= EXTRACTED RECORDS =
= = = = =

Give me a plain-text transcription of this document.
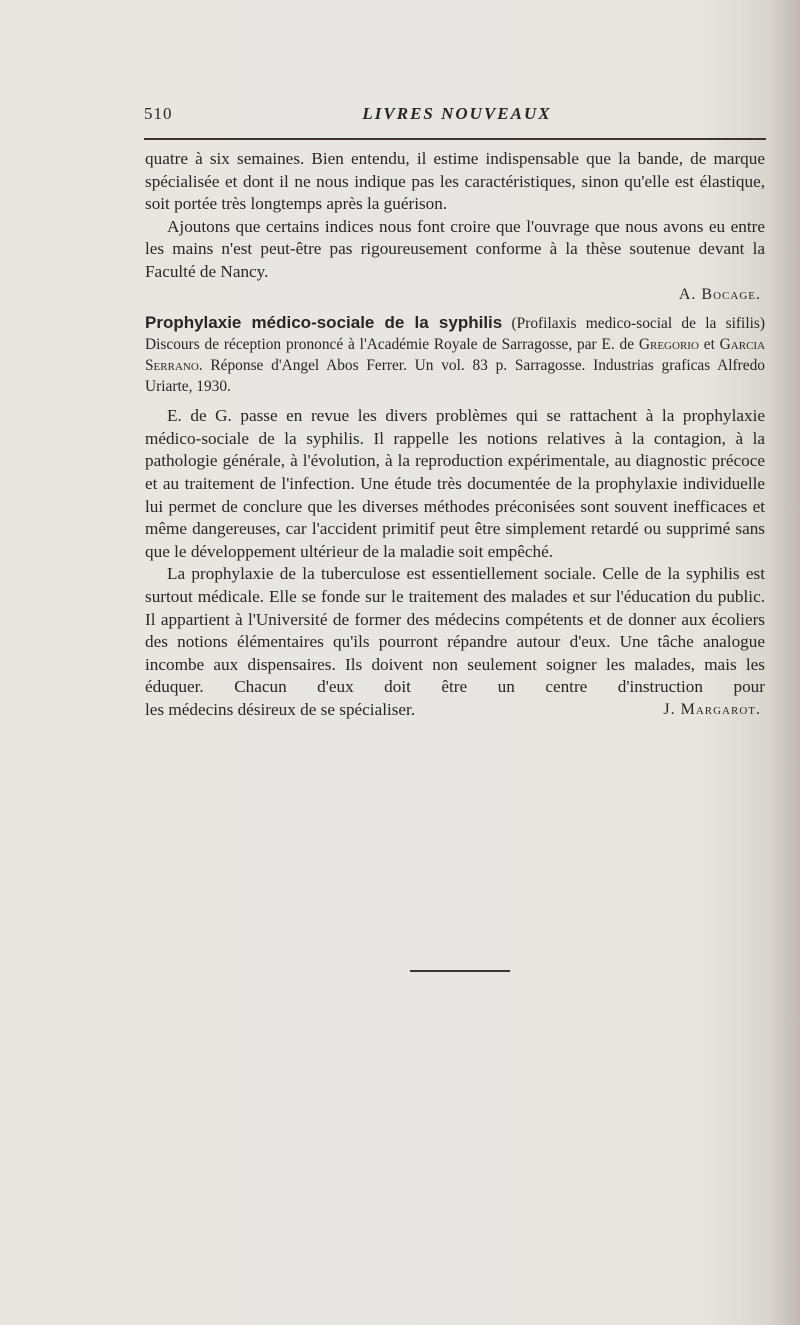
510	LIVRES NOUVEAUX

quatre à six semaines. Bien entendu, il estime indispensable que la bande, de marque spécialisée et dont il ne nous indique pas les caractéristiques, sinon qu'elle est élastique, soit portée très longtemps après la guérison.

Ajoutons que certains indices nous font croire que l'ouvrage que nous avons eu entre les mains n'est peut-être pas rigoureusement conforme à la thèse soutenue devant la Faculté de Nancy.

A. Bocage.

Prophylaxie médico-sociale de la syphilis (Profilaxis medico-social de la sifilis) Discours de réception prononcé à l'Académie Royale de Sarragosse, par E. de Gregorio et Garcia Serrano. Réponse d'Angel Abos Ferrer. Un vol. 83 p. Sarragosse. Industrias graficas Alfredo Uriarte, 1930.

E. de G. passe en revue les divers problèmes qui se rattachent à la prophylaxie médico-sociale de la syphilis. Il rappelle les notions relatives à la contagion, à la pathologie générale, à l'évolution, à la reproduction expérimentale, au diagnostic précoce et au traitement de l'infection. Une étude très documentée de la prophylaxie individuelle lui permet de conclure que les diverses méthodes préconisées sont souvent inefficaces et même dangereuses, car l'accident primitif peut être simplement retardé ou supprimé sans que le développement ultérieur de la maladie soit empêché.

La prophylaxie de la tuberculose est essentiellement sociale. Celle de la syphilis est surtout médicale. Elle se fonde sur le traitement des malades et sur l'éducation du public. Il appartient à l'Université de former des médecins compétents et de donner aux écoliers des notions élémentaires qu'ils pourront répandre autour d'eux. Une tâche analogue incombe aux dispensaires. Ils doivent non seulement soigner les malades, mais les éduquer. Chacun d'eux doit être un centre d'instruction pour

les médecins désireux de se spécialiser.	J. Margarot.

= = = = =

The lines to collect are those holding the string "nous"; copy them all.

= OUTPUT BELOW =
quatre à six semaines. Bien entendu, il estime indispensable que la bande, de marque spécialisée et dont il ne nous indique pas les caractéristiques, sinon qu'elle est élastique, soit portée très longtemps après la guérison.
Ajoutons que certains indices nous font croire que l'ouvrage que nous avons eu entre les mains n'est peut-être pas rigoureusement conforme à la thèse soutenue devant la Faculté de Nancy.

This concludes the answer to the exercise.